Output the data below in full, character for character.

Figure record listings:
☆ ☆ ☆ ☆ ☆

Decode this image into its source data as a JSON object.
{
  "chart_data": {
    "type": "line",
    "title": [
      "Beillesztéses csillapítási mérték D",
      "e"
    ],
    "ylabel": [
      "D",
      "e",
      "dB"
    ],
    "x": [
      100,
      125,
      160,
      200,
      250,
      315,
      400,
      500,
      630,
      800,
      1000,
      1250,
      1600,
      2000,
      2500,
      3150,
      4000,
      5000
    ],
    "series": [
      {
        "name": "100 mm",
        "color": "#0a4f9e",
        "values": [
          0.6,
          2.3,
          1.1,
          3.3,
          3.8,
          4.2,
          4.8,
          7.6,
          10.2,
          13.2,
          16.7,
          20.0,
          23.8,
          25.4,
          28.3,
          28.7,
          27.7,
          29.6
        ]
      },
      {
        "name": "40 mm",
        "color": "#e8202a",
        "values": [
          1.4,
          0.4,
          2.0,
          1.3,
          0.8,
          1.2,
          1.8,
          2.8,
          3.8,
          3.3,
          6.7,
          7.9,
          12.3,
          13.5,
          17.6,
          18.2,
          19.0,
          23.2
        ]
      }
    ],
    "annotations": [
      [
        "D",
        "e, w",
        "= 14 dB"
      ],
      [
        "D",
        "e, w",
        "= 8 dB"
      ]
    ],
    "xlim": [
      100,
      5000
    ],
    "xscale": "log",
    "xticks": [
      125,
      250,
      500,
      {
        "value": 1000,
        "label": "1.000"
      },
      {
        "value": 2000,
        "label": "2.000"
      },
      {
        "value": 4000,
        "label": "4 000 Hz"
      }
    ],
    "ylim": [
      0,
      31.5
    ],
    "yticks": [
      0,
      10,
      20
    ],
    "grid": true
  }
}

☆ ☆ ☆ ☆ ☆

-- Finished task --
Decode this image into its source data as a JSON object.
{
  "chart_data": {
    "type": "line",
    "title": [
      "Beillesztéses csillapítási mérték D",
      "e"
    ],
    "ylabel": [
      "D",
      "e",
      "dB"
    ],
    "x": [
      100,
      125,
      160,
      200,
      250,
      315,
      400,
      500,
      630,
      800,
      1000,
      1250,
      1600,
      2000,
      2500,
      3150,
      4000,
      5000
    ],
    "series": [
      {
        "name": "100 mm",
        "color": "#0a4f9e",
        "values": [
          0.6,
          2.3,
          1.1,
          3.3,
          3.8,
          4.2,
          4.8,
          7.6,
          10.2,
          13.2,
          16.7,
          20.0,
          23.8,
          25.4,
          28.3,
          28.7,
          27.7,
          29.6
        ]
      },
      {
        "name": "40 mm",
        "color": "#e8202a",
        "values": [
          1.4,
          0.4,
          2.0,
          1.3,
          0.8,
          1.2,
          1.8,
          2.8,
          3.8,
          3.3,
          6.7,
          7.9,
          12.3,
          13.5,
          17.6,
          18.2,
          19.0,
          23.2
        ]
      }
    ],
    "annotations": [
      [
        "D",
        "e, w",
        "= 14 dB"
      ],
      [
        "D",
        "e, w",
        "= 8 dB"
      ]
    ],
    "xlim": [
      100,
      5000
    ],
    "xscale": "log",
    "xticks": [
      125,
      250,
      500,
      {
        "value": 1000,
        "label": "1.000"
      },
      {
        "value": 2000,
        "label": "2.000"
      },
      {
        "value": 4000,
        "label": "4 000 Hz"
      }
    ],
    "ylim": [
      0,
      31.5
    ],
    "yticks": [
      0,
      10,
      20
    ],
    "grid": true
  }
}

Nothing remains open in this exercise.